*ENTRIES*:
#####
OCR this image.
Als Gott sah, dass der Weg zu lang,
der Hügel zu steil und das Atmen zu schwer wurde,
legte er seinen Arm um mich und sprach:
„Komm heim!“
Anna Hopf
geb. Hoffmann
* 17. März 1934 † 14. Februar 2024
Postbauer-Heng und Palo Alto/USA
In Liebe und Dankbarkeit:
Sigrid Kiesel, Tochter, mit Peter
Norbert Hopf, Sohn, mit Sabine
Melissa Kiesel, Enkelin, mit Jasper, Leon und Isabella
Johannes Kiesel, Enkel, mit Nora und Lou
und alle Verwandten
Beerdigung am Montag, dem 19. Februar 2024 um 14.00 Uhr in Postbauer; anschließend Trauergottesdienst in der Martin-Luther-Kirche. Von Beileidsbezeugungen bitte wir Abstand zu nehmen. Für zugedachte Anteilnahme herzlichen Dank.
#####
*TASK*: Quote the data in full, keeping each word unchanged.

*COMPLETED EXERCISE*:
OCR this image.
Als Gott sah, dass der Weg zu lang,
der Hügel zu steil und das Atmen zu schwer wurde,
legte er seinen Arm um mich und sprach:
„Komm heim!“
Anna Hopf
geb. Hoffmann
* 17. März 1934 † 14. Februar 2024
Postbauer-Heng und Palo Alto/USA
In Liebe und Dankbarkeit:
Sigrid Kiesel, Tochter, mit Peter
Norbert Hopf, Sohn, mit Sabine
Melissa Kiesel, Enkelin, mit Jasper, Leon und Isabella
Johannes Kiesel, Enkel, mit Nora und Lou
und alle Verwandten
Beerdigung am Montag, dem 19. Februar 2024 um 14.00 Uhr in Postbauer; anschließend Trauergottesdienst in der Martin-Luther-Kirche. Von Beileidsbezeugungen bitte wir Abstand zu nehmen. Für zugedachte Anteilnahme herzlichen Dank.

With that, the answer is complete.